#### TASK OBJECTIVE:
Reproduce the rows from the start of the records through the line that contains "text-line: Bray, sis", keeping them identical to the original and including both ends.

(Element boundary rows)
==============================

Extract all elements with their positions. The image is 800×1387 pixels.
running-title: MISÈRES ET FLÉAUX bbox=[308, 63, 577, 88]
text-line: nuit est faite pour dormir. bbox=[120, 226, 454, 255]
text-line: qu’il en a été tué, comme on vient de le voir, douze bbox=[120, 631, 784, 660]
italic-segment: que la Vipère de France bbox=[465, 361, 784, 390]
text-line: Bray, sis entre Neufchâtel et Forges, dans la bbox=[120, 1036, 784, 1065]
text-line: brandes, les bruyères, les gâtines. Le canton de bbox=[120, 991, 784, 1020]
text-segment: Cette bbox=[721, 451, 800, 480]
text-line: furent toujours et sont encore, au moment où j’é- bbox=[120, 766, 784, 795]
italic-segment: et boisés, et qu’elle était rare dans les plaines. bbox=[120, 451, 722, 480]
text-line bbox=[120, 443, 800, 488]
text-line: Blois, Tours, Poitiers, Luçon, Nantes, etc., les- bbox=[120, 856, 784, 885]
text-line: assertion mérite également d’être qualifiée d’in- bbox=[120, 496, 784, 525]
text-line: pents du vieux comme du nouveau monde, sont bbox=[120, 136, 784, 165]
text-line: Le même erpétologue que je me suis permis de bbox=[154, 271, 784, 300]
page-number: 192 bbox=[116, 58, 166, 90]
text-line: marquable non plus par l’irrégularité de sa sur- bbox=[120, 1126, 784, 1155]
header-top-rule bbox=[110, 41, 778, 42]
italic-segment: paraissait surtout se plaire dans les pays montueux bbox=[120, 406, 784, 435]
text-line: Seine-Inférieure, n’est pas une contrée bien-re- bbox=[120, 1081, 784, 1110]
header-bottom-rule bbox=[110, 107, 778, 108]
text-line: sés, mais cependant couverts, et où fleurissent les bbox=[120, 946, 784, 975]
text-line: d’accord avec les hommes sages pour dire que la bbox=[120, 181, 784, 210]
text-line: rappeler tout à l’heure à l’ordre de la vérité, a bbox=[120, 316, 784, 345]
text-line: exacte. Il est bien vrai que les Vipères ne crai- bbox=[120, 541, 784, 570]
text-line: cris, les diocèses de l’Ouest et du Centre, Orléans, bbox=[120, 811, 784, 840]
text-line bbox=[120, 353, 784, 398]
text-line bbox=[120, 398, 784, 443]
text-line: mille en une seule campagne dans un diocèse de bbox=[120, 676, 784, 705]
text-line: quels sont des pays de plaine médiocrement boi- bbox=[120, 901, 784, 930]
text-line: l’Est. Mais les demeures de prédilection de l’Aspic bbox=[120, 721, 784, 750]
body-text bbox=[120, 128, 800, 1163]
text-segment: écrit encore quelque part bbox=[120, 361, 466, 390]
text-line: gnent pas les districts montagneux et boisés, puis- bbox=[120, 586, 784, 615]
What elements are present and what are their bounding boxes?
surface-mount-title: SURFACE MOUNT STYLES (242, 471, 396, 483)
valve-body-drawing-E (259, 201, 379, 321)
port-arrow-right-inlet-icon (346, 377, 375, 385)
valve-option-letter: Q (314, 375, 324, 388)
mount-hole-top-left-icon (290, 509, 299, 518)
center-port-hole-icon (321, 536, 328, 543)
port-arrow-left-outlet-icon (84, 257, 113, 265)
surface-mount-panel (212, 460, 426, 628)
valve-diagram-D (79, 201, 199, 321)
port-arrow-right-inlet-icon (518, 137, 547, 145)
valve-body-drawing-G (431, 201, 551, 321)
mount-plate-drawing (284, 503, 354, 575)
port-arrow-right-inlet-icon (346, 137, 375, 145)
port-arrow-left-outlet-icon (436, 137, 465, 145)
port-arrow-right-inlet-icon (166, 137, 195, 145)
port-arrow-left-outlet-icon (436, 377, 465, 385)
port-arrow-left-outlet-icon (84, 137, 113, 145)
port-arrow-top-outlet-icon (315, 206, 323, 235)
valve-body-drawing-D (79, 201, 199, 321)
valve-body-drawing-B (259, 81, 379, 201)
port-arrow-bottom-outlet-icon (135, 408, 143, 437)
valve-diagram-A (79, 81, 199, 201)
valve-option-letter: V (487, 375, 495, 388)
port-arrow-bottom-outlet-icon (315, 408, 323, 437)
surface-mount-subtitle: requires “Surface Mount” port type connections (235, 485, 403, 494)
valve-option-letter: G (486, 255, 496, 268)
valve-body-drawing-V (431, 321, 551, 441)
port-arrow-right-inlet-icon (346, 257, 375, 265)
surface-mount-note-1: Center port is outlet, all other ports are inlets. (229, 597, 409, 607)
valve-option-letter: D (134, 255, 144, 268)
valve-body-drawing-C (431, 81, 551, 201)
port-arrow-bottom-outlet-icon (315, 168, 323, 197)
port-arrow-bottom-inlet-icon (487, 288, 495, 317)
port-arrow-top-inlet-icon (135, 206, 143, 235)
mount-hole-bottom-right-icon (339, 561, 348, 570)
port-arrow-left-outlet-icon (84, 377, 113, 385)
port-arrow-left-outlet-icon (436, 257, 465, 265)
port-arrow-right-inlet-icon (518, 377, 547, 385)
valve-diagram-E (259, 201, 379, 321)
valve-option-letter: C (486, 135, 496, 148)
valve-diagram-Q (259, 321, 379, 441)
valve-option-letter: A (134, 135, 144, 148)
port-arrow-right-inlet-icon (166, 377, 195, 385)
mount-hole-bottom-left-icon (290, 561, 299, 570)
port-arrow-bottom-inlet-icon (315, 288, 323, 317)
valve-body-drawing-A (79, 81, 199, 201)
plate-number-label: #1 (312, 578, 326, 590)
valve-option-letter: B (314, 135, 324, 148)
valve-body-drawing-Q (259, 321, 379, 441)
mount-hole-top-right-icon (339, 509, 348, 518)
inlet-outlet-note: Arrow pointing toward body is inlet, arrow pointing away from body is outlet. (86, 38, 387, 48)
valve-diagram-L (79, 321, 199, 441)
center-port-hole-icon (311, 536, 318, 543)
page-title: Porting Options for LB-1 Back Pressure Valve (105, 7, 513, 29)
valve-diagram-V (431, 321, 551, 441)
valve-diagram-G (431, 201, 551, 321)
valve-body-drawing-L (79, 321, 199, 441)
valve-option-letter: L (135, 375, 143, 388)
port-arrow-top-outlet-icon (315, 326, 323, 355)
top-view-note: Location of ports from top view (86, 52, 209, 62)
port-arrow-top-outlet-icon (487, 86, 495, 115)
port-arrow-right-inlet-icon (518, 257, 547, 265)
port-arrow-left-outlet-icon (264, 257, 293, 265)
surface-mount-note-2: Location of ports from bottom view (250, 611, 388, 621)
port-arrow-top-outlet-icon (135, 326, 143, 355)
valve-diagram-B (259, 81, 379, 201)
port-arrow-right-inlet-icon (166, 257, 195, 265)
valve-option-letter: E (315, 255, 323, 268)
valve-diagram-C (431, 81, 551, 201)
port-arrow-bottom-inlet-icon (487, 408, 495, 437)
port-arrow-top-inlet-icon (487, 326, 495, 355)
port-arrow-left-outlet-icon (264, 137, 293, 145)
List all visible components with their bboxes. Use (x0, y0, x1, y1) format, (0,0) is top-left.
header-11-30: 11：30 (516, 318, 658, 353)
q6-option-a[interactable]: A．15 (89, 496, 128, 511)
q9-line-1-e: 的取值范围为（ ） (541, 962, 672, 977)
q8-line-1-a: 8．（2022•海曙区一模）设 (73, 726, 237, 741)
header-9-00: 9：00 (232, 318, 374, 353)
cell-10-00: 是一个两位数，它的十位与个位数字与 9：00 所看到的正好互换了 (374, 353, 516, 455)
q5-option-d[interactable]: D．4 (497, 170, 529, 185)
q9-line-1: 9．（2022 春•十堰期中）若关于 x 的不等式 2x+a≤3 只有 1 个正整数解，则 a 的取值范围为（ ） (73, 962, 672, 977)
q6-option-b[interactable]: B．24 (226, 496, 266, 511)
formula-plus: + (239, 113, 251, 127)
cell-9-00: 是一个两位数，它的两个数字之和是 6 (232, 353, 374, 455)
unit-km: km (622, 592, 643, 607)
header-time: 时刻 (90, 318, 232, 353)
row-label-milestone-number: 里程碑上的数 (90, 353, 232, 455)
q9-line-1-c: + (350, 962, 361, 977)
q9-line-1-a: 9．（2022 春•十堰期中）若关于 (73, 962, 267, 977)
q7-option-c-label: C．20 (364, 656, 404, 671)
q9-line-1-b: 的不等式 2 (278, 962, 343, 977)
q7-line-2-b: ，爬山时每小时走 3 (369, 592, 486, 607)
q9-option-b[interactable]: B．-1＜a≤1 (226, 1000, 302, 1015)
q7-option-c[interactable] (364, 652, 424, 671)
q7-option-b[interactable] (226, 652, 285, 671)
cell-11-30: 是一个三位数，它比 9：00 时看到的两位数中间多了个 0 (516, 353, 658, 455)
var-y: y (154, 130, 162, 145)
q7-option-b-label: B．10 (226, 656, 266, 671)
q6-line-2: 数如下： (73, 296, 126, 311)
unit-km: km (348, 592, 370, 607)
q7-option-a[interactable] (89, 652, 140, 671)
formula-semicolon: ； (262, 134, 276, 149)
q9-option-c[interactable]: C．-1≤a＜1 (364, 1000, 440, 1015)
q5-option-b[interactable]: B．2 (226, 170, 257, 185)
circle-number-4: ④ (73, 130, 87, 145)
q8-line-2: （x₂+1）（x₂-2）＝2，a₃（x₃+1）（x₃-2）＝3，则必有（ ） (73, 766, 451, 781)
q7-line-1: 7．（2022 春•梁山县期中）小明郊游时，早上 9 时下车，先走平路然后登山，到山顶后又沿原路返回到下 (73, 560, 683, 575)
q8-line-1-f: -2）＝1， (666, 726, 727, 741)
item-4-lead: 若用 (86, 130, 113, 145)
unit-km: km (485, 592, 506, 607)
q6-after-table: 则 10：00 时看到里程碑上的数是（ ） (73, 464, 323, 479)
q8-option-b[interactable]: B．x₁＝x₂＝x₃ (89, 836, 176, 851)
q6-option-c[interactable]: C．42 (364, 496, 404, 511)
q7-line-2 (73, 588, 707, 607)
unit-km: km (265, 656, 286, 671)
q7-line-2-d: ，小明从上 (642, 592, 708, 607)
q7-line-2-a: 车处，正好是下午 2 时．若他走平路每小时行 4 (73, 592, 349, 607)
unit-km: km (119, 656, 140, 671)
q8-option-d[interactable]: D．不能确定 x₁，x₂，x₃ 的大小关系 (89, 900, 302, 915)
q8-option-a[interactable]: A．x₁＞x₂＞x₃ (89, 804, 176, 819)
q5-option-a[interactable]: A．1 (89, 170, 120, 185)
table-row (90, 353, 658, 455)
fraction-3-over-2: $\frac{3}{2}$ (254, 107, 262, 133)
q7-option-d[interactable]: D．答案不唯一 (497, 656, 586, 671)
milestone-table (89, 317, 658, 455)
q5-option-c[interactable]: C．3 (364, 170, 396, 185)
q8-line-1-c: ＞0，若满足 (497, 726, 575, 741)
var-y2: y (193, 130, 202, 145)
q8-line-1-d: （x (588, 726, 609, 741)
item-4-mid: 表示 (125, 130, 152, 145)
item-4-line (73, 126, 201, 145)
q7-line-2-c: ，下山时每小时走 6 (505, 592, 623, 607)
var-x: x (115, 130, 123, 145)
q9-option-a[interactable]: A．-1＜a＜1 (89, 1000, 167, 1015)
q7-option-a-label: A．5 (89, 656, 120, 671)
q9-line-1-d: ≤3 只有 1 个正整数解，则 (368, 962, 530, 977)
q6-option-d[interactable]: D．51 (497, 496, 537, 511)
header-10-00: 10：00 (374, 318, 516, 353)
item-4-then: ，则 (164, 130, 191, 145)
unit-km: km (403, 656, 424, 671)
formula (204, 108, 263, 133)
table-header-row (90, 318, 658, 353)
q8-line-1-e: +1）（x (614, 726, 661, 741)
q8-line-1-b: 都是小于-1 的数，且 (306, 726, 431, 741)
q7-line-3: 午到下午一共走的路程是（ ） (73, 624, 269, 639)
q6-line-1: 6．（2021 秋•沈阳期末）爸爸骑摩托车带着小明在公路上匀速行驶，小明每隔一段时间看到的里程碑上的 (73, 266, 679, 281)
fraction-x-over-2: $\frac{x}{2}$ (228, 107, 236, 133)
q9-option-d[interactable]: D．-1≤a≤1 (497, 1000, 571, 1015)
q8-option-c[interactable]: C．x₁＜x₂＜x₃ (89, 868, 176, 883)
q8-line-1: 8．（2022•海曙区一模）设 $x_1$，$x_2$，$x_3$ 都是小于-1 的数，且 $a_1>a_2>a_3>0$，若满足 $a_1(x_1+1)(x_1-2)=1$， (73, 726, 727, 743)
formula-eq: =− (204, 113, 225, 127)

==============================

#### EXPECTED ANSWER:
Extract all elements with their positions. The image is 800×1387 pixels.
running-title: MISÈRES ET FLÉAUX bbox=[308, 63, 577, 88]
text-line: nuit est faite pour dormir. bbox=[120, 226, 454, 255]
text-line: qu’il en a été tué, comme on vient de le voir, douze bbox=[120, 631, 784, 660]
italic-segment: que la Vipère de France bbox=[465, 361, 784, 390]
text-line: Bray, sis entre Neufchâtel et Forges, dans la bbox=[120, 1036, 784, 1065]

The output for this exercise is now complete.